## Stated task
Copy the lines that follow, keeping every character the same.

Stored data

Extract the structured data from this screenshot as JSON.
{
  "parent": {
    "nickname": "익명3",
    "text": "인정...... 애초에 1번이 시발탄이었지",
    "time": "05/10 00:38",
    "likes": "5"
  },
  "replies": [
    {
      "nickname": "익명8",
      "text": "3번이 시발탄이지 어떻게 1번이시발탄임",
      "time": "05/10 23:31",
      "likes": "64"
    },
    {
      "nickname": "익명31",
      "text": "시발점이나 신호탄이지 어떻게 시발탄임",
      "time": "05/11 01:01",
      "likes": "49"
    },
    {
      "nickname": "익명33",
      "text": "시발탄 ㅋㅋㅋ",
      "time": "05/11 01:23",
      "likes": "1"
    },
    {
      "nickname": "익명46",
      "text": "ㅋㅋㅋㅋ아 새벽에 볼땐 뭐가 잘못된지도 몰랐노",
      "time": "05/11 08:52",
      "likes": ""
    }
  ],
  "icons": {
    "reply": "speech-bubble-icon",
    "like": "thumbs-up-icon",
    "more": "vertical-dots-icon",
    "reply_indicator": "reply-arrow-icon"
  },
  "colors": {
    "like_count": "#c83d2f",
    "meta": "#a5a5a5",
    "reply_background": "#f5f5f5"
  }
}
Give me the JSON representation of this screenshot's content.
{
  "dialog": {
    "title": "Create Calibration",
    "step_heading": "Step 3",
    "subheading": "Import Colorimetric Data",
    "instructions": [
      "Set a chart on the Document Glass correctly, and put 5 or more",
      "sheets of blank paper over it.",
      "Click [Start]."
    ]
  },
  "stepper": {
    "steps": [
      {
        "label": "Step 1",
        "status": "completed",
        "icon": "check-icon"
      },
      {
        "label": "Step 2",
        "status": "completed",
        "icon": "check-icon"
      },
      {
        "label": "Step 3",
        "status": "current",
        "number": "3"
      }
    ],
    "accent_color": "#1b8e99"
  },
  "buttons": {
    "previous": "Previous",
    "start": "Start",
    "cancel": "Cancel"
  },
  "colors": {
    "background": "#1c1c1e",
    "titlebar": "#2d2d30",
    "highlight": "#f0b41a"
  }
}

## Output of the exercise
Extract the structured data from this screenshot as JSON.
{
  "parent": {
    "nickname": "익명3",
    "text": "인정...... 애초에 1번이 시발탄이었지",
    "time": "05/10 00:38",
    "likes": "5"
  },
  "replies": [
    {
      "nickname": "익명8",
      "text": "3번이 시발탄이지 어떻게 1번이시발탄임",
      "time": "05/10 23:31",
      "likes": "64"
    },
    {
      "nickname": "익명31",
      "text": "시발점이나 신호탄이지 어떻게 시발탄임",
      "time": "05/11 01:01",
      "likes": "49"
    },
    {
      "nickname": "익명33",
      "text": "시발탄 ㅋㅋㅋ",
      "time": "05/11 01:23",
      "likes": "1"
    },
    {
      "nickname": "익명46",
      "text": "ㅋㅋㅋㅋ아 새벽에 볼땐 뭐가 잘못된지도 몰랐노",
      "time": "05/11 08:52",
      "likes": ""
    }
  ],
  "icons": {
    "reply": "speech-bubble-icon",
    "like": "thumbs-up-icon",
    "more": "vertical-dots-icon",
    "reply_indicator": "reply-arrow-icon"
  },
  "colors": {
    "like_count": "#c83d2f",
    "meta": "#a5a5a5",
    "reply_background": "#f5f5f5"
  }
}
Give me the JSON representation of this screenshot's content.
{
  "dialog": {
    "title": "Create Calibration",
    "step_heading": "Step 3",
    "subheading": "Import Colorimetric Data",
    "instructions": [
      "Set a chart on the Document Glass correctly, and put 5 or more",
      "sheets of blank paper over it.",
      "Click [Start]."
    ]
  },
  "stepper": {
    "steps": [
      {
        "label": "Step 1",
        "status": "completed",
        "icon": "check-icon"
      },
      {
        "label": "Step 2",
        "status": "completed",
        "icon": "check-icon"
      },
      {
        "label": "Step 3",
        "status": "current",
        "number": "3"
      }
    ],
    "accent_color": "#1b8e99"
  },
  "buttons": {
    "previous": "Previous",
    "start": "Start",
    "cancel": "Cancel"
  },
  "colors": {
    "background": "#1c1c1e",
    "titlebar": "#2d2d30",
    "highlight": "#f0b41a"
  }
}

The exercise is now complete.